- [EXCERPT TO READ]

◆ ◆ ◆

Author + information
- Thach Nguyen1,2,3,
- Khanh Duong3,
- Luong Ngoc Tuyet Nhi2,
- Nguyen Minh Tri Nhan2,
- Luong Thanh Phuoc2 and
- Gianluca Rigatelli2
At the present time, there is no criterion to estimate the optimal treatment for heart failure (HF) with preserved ejection fraction (HFpEF). In the past, our group suggested the criteria for diagnosis of HFpEF with normal EF and fluid overload using the size of the femoral vein (FV), measured by ultrasound. Since then, when the patients with HF were treated, we used the size of the femoral vein as a criteria of fluid overload or euvolemic status. Is this criterion the best to mark the optimal treatment of HFpEF?
Patients with HFpEF were enrolled. All patients had echocardiography to confirm EF>50% and also underwent the ultrasound test to assess the size and expansibility of the femoral vein (SEFV). The SEFV is the ultrasound study of femoral vein (FV) examining its size and expansibility with cough. The location of the femoral artery (FA) and FV to be checked is the coronal plane immediately proximal to the bifurcation of the superficial and deep femoral artery. The normal size of FV is a little larger than of the FA. If the size of the FV is twice larger than the FA, the patient has fluid overload in the venous compartment. Then the patient was asked to cough in order to measure the size of the FV. During the 2 years of treatment, the patients were followed up with physical examination in the office (including weight) and had the SEFV at regular 6 month intervals. Patients also underwent right heart catheterization to measure to the pulmonary capillary wedge pressure (PCWP).

◆ ◆ ◆

- [RECORD SET]
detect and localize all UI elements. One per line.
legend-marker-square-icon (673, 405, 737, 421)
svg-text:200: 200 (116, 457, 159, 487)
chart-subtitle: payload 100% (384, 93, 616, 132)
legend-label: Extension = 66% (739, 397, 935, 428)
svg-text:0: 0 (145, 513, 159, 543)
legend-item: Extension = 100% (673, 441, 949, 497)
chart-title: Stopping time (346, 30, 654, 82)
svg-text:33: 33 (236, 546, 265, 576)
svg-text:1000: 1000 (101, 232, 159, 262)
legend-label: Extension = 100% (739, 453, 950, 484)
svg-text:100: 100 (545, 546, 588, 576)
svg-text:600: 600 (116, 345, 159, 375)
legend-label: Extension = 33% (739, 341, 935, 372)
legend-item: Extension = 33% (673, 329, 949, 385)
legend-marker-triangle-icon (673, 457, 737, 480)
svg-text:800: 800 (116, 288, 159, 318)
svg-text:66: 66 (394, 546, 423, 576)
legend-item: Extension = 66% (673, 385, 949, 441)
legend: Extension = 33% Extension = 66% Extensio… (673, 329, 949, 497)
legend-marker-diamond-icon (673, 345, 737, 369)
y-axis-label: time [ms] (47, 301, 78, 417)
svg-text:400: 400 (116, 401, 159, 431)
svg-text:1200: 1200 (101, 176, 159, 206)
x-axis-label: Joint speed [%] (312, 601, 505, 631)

◆ ◆ ◆

- [PROBLEM DETAILS]
Please continue the excerpt on femoral vein ultrasound in heart failure with preserved ejection fraction, picking up after its last sentence.

- [YOUR RESPONSE]
20 patients were enrolled. All patients did well if the patients followed the strict low Na diet and <2000cc of fluid restriction. After about 6 months, the size of the FV was within normal range. The PCWP became lower than 24mmHg. There was significant lower weight. However, the sign which guaranteed a stable condition without remission of HF was the loss of cutaneous venous volume as seen on the face of the patients.
With the SEFV test, we could accurately confirm the presence of fluid overload in patients with HFpEF. However, in the treatment and follow-up the loss of cutaneous venous volume was a better marker of the euvolemic status of the patients with HFpEF. Further randomized trials are needed to confirm the above preliminary results.